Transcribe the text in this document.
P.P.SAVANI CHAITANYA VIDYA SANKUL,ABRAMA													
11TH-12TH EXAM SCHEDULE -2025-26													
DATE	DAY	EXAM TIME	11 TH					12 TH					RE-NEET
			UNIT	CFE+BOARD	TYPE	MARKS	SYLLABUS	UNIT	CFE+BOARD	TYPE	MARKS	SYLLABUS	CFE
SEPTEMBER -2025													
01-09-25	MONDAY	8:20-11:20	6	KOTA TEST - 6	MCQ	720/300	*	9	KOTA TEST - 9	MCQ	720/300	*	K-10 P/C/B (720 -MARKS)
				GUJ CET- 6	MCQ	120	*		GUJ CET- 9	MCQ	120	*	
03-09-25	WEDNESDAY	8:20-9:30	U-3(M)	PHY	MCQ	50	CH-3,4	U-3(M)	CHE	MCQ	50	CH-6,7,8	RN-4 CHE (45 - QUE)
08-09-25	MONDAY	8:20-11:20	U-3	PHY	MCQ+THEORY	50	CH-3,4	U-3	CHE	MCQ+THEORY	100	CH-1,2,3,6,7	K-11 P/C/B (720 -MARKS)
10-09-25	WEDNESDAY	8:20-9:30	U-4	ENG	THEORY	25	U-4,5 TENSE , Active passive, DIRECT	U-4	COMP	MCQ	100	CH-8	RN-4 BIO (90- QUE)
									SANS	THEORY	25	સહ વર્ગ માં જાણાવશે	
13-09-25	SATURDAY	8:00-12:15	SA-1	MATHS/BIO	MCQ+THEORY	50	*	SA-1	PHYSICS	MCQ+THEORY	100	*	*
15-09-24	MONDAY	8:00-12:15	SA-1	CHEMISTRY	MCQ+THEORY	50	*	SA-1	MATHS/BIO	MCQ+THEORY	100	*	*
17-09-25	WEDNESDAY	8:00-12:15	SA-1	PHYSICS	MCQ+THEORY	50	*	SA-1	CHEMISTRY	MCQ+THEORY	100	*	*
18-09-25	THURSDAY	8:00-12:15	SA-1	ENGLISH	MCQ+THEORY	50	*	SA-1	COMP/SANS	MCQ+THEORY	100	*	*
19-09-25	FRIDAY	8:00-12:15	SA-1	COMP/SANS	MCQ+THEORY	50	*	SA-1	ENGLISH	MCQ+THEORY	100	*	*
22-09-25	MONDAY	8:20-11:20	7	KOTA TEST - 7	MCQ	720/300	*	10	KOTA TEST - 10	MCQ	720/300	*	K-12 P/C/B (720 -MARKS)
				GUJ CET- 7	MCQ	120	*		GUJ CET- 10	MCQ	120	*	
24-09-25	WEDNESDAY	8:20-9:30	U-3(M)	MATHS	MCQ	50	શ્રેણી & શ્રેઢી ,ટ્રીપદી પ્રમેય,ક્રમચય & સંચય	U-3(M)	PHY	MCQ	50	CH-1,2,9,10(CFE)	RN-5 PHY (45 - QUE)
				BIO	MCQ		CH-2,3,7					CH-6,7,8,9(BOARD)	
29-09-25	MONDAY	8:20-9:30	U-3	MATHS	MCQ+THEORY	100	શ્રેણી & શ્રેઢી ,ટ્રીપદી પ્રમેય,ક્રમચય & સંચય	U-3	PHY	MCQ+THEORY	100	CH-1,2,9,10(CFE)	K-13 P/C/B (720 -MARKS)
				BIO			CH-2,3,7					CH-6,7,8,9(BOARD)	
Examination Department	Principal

• REQUIRED WORK:
In the entries above, identify each line that includes the string "SANS", then copy it.

• ANSWER TO THIS TASK:
									SANS	THEORY	25	સહ વર્ગ માં જાણાવશે	
18-09-25	THURSDAY	8:00-12:15	SA-1	ENGLISH	MCQ+THEORY	50	*	SA-1	COMP/SANS	MCQ+THEORY	100	*	*
19-09-25	FRIDAY	8:00-12:15	SA-1	COMP/SANS	MCQ+THEORY	50	*	SA-1	ENGLISH	MCQ+THEORY	100	*	*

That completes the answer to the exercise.